WRITTEN TASK:
Below is a listing. Gather each line of it that contains "JSON".
^^^^
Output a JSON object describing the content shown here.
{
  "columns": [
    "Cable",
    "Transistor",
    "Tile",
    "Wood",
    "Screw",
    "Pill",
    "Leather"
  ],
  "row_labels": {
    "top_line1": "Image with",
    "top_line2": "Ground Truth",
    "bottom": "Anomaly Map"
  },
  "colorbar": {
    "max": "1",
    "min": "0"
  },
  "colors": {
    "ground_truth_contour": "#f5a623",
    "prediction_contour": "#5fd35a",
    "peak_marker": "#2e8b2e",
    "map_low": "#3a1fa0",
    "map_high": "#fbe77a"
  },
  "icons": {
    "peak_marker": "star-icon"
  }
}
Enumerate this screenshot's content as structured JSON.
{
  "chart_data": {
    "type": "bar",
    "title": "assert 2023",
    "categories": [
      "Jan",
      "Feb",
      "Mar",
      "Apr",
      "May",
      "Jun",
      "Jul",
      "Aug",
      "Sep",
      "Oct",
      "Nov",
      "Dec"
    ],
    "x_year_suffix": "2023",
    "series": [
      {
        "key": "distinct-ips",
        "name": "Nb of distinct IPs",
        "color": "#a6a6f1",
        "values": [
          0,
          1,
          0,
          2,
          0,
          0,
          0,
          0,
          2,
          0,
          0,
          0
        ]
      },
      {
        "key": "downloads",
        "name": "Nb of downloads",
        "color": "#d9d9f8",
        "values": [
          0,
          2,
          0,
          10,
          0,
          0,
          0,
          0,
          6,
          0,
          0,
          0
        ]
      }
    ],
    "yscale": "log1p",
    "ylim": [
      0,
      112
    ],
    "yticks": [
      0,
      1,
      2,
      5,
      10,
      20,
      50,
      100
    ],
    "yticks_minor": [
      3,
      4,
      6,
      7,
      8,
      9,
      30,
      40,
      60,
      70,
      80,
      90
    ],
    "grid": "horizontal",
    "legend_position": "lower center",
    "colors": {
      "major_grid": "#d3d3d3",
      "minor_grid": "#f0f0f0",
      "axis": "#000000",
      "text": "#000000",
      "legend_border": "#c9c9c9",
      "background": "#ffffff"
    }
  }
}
^^^^
RESULT FOR THIS EXERCISE:
Output a JSON object describing the content shown here.
Enumerate this screenshot's content as structured JSON.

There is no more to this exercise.